◆ **The request**
Make an exact copy of the entries below.
┄┄┄┄┄┄
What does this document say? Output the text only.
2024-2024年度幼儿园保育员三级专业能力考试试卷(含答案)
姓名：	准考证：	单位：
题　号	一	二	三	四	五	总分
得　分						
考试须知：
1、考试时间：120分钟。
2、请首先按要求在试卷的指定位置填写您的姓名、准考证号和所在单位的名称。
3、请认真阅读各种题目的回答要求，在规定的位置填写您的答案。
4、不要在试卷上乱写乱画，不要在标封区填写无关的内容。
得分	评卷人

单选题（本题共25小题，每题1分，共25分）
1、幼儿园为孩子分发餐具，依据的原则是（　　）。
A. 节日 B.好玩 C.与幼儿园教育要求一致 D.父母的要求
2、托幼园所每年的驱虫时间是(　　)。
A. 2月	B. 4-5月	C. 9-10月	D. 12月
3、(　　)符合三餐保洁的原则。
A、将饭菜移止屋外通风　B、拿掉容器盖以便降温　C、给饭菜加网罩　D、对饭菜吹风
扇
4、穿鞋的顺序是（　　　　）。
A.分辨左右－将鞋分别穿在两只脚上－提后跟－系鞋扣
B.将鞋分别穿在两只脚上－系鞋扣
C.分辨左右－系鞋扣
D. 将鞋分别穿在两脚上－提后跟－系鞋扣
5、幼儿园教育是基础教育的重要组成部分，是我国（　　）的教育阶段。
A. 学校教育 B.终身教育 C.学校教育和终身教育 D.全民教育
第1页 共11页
┄┄┄┄┄┄
◆ **Answer for this exercise**
What does this document say? Output the text only.
2024-2024年度幼儿园保育员三级专业能力考试试卷(含答案)
姓名：	准考证：	单位：
题　号	一	二	三	四	五	总分
得　分						
考试须知：
1、考试时间：120分钟。
2、请首先按要求在试卷的指定位置填写您的姓名、准考证号和所在单位的名称。
3、请认真阅读各种题目的回答要求，在规定的位置填写您的答案。
4、不要在试卷上乱写乱画，不要在标封区填写无关的内容。
得分	评卷人

单选题（本题共25小题，每题1分，共25分）
1、幼儿园为孩子分发餐具，依据的原则是（　　）。
A. 节日 B.好玩 C.与幼儿园教育要求一致 D.父母的要求
2、托幼园所每年的驱虫时间是(　　)。
A. 2月	B. 4-5月	C. 9-10月	D. 12月
3、(　　)符合三餐保洁的原则。
A、将饭菜移止屋外通风　B、拿掉容器盖以便降温　C、给饭菜加网罩　D、对饭菜吹风
扇
4、穿鞋的顺序是（　　　　）。
A.分辨左右－将鞋分别穿在两只脚上－提后跟－系鞋扣
B.将鞋分别穿在两只脚上－系鞋扣
C.分辨左右－系鞋扣
D. 将鞋分别穿在两脚上－提后跟－系鞋扣
5、幼儿园教育是基础教育的重要组成部分，是我国（　　）的教育阶段。
A. 学校教育 B.终身教育 C.学校教育和终身教育 D.全民教育
第1页 共11页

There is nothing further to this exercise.